# [DIRECTIONS]
Pick out each line of the records that includes the string "document", and copy it.

- - - -

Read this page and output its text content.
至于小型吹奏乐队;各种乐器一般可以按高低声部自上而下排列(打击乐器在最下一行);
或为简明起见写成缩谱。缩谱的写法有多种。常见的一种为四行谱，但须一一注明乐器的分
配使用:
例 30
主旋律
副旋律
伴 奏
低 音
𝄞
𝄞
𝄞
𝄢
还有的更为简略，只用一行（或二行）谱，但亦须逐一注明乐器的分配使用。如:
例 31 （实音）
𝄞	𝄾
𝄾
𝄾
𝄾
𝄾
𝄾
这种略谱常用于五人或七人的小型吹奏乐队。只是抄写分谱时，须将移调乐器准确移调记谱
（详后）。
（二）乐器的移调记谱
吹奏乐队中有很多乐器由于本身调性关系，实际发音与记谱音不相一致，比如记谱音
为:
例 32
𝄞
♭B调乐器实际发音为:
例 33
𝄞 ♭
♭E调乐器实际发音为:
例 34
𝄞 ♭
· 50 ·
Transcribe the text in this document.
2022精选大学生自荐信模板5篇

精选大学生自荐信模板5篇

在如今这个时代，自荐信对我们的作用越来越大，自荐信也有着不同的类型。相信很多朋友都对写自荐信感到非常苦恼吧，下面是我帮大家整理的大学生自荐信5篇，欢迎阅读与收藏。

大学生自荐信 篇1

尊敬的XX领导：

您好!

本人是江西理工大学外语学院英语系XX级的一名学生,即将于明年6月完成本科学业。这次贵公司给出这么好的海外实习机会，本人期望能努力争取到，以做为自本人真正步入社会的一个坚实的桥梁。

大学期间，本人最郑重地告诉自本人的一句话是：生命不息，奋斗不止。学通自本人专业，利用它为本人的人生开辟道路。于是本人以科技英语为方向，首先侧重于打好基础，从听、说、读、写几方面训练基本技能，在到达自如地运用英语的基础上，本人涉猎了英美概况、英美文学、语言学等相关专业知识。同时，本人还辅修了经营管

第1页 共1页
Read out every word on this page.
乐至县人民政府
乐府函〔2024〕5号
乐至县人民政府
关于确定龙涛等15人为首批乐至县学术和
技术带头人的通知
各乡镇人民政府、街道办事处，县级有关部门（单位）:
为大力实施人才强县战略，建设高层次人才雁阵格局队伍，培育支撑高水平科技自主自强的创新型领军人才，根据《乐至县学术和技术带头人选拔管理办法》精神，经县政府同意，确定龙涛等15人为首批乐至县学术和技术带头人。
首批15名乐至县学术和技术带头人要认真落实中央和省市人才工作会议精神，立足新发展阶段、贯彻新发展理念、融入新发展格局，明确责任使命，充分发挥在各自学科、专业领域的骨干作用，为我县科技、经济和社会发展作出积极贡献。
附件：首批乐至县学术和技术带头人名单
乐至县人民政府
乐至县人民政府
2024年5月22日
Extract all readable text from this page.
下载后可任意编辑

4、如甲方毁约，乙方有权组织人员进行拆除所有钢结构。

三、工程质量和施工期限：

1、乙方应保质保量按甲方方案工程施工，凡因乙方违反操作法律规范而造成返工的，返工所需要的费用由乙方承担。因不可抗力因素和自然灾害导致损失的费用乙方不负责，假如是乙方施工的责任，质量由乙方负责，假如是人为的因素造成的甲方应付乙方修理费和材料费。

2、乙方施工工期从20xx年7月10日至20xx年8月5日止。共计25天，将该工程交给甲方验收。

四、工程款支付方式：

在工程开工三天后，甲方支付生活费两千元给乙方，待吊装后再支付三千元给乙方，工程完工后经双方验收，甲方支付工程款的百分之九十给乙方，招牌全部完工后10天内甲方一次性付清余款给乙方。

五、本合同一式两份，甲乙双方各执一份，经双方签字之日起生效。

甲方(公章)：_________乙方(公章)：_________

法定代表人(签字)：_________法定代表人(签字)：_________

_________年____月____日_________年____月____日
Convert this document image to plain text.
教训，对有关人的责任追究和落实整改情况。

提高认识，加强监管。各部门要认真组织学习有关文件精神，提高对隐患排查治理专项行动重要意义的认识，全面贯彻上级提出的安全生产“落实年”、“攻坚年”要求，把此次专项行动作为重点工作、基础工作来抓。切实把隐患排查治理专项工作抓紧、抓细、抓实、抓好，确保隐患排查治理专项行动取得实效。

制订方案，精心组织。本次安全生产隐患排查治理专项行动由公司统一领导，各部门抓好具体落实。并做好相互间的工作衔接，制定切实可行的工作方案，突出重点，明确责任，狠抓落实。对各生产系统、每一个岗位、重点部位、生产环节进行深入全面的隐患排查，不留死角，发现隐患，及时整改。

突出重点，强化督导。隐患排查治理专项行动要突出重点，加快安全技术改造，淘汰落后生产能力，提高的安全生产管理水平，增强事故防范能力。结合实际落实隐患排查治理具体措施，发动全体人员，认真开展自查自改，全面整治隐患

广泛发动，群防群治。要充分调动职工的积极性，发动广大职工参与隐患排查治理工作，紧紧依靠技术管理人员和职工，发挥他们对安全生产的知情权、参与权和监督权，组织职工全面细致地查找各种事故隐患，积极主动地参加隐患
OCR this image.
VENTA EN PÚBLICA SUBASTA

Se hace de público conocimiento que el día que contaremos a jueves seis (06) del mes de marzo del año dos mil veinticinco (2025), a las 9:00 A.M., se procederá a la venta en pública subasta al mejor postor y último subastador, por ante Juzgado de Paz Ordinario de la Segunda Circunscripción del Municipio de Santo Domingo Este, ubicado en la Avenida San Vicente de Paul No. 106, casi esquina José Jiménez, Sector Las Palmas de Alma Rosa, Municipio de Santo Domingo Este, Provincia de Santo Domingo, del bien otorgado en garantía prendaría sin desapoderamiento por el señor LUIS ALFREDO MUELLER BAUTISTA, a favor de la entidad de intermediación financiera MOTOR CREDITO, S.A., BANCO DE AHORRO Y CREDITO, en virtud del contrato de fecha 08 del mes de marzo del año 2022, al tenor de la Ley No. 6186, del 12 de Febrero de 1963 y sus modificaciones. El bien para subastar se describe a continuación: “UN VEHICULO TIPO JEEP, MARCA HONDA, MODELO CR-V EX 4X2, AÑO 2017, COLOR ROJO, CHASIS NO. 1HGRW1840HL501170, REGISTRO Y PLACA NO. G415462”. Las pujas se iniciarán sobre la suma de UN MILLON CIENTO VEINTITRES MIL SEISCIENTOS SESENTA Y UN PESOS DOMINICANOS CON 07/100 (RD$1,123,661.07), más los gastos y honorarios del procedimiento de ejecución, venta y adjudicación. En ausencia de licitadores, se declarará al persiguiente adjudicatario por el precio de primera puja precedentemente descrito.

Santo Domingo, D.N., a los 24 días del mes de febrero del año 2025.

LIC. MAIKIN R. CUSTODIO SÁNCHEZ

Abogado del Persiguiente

- - - -

# [SOLUTION TO THIS TASK]
Transcribe the text in this document.
Convert this document image to plain text.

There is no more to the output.